- REQUEST -
Gather all lines from the material that contain the word "сеть".

- DATA RECORDS -
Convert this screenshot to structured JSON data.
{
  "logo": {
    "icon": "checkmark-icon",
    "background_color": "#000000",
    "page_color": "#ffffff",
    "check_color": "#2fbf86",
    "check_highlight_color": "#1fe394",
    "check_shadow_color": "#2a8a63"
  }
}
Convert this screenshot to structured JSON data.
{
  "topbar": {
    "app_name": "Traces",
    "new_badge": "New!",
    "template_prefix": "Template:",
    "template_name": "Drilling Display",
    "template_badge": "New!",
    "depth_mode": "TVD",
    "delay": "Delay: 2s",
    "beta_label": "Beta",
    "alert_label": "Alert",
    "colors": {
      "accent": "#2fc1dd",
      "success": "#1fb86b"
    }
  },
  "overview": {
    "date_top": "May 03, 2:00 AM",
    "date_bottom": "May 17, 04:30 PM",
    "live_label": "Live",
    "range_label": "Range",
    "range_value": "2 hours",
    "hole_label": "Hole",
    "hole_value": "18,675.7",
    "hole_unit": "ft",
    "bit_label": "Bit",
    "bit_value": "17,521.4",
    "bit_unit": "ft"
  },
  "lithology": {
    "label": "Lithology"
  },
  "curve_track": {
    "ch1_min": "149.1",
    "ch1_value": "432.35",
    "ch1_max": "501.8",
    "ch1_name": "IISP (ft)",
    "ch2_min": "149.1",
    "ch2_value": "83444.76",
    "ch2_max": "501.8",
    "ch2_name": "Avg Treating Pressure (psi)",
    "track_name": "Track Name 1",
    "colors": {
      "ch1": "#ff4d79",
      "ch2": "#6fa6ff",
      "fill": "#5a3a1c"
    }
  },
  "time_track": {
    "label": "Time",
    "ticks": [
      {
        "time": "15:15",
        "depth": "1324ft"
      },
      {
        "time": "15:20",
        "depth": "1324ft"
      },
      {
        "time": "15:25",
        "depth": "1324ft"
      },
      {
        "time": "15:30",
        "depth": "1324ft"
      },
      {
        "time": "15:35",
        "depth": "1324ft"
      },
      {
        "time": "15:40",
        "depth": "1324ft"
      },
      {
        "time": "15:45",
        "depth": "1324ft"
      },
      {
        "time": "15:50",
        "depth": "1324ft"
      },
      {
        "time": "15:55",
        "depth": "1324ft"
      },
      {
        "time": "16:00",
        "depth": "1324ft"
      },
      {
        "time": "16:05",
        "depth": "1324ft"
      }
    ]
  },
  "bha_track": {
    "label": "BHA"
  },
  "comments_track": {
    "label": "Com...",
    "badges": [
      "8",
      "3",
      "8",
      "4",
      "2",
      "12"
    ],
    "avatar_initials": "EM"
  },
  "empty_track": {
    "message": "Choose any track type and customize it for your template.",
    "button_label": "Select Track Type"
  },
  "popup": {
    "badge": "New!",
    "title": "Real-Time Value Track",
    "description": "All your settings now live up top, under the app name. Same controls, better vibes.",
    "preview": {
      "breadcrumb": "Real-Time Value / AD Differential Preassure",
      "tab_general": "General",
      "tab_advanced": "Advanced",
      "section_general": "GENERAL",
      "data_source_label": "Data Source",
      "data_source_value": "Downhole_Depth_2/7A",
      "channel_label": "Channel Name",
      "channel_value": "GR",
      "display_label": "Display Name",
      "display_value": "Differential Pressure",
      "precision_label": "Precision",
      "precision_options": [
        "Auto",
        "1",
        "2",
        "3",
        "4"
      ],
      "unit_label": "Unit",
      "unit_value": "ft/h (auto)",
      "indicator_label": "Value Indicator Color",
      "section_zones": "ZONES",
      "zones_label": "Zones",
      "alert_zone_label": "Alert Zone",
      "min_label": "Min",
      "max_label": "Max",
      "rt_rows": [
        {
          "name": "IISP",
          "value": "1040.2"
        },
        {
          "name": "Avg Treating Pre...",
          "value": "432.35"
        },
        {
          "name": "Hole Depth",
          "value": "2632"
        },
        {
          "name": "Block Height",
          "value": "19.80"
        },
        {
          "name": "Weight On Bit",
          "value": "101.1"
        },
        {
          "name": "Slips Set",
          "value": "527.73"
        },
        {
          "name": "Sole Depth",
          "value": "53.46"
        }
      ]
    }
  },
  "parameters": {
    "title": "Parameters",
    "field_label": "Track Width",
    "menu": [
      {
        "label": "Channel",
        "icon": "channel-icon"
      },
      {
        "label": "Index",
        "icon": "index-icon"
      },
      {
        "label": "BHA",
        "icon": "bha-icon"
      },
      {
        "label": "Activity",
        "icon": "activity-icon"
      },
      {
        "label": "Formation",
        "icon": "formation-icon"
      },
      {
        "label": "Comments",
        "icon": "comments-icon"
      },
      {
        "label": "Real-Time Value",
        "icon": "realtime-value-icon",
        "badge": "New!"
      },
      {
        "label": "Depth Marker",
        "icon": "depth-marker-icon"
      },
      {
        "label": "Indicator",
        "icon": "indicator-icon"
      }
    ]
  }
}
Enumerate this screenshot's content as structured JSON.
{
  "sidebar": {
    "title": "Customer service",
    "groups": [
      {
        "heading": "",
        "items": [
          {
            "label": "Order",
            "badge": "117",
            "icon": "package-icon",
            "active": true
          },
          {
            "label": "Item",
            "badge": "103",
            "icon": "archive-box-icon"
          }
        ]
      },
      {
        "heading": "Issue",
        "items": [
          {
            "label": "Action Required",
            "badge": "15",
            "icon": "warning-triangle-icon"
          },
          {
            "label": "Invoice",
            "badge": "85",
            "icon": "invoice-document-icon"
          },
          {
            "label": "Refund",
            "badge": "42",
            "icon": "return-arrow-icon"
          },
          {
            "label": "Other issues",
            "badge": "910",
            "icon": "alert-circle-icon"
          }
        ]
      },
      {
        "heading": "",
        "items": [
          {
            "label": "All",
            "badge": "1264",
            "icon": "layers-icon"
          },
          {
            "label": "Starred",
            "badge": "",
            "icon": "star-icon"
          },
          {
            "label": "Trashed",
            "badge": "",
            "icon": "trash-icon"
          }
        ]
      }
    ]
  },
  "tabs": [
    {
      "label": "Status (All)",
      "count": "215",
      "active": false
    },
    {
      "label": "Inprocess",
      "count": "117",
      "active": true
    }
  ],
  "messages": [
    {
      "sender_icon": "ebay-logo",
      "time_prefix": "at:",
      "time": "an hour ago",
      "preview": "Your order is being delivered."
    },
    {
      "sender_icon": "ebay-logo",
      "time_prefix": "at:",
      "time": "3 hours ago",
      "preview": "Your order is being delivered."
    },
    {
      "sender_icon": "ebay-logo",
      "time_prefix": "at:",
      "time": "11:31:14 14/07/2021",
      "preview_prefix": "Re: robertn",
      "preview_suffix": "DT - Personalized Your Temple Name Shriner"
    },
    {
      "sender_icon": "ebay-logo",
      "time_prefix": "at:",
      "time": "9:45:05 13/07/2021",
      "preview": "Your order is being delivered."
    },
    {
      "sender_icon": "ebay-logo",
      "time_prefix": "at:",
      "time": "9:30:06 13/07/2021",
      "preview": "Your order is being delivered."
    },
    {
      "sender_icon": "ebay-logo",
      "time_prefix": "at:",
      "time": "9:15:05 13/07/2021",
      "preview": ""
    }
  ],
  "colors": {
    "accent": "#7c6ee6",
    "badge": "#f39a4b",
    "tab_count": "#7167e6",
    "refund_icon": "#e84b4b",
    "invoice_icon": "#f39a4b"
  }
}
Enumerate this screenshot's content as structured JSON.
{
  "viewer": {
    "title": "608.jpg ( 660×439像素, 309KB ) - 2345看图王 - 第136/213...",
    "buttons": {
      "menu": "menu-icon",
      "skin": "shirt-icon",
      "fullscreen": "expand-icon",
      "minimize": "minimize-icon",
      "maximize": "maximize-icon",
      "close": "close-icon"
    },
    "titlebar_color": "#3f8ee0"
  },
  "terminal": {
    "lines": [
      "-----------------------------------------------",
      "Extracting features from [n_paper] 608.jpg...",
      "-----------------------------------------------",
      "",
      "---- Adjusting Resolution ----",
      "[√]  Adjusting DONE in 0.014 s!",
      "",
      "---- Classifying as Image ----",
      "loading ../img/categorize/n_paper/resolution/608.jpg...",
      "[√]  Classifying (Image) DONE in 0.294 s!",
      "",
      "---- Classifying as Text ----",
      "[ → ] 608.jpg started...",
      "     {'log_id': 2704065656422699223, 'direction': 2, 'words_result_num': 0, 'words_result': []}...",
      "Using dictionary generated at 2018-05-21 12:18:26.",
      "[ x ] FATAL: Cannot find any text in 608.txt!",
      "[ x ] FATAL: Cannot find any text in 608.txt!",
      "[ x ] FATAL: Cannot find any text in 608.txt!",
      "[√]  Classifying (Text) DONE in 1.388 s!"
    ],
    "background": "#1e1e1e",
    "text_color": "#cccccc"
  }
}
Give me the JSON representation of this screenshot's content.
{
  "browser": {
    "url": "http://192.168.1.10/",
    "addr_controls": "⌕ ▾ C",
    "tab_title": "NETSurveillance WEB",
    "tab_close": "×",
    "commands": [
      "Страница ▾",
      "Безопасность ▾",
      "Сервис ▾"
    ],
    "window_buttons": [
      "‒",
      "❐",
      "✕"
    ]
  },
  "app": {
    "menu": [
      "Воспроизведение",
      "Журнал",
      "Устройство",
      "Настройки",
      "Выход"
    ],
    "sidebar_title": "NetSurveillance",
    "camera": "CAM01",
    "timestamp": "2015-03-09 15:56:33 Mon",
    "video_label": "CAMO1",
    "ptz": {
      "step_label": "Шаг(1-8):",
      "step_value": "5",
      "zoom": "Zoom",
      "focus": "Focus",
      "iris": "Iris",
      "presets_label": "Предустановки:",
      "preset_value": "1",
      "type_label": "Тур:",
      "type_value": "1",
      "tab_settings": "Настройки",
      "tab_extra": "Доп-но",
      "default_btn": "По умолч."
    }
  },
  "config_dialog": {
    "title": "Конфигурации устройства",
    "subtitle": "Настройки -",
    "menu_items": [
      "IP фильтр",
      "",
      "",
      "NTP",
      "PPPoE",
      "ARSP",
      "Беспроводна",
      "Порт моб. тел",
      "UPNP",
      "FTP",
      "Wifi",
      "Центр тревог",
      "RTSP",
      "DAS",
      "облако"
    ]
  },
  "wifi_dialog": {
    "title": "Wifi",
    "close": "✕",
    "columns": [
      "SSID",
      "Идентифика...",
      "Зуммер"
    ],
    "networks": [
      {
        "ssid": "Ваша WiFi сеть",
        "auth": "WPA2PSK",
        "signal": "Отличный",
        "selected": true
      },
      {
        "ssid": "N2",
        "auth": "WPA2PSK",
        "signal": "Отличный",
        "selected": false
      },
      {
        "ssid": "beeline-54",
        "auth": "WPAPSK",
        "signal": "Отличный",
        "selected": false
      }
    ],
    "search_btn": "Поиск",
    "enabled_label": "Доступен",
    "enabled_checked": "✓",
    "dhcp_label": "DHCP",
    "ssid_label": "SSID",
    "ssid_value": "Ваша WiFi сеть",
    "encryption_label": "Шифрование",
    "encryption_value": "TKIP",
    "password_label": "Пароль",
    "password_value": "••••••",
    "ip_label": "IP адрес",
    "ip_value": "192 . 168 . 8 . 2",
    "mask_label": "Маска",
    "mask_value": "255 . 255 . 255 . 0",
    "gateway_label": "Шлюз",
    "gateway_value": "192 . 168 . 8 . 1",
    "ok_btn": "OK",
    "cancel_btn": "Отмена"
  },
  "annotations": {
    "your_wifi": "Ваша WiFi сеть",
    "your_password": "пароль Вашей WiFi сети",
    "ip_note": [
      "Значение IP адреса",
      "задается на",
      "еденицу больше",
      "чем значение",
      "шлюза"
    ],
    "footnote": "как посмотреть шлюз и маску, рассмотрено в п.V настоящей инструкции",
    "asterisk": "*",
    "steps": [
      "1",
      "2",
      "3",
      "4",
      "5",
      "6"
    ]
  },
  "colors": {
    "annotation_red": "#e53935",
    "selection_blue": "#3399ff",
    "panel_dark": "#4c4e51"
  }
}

- RESPONSE TO THE EXERCISE -
        "ssid": "Ваша WiFi сеть",
    "ssid_value": "Ваша WiFi сеть",
    "your_wifi": "Ваша WiFi сеть",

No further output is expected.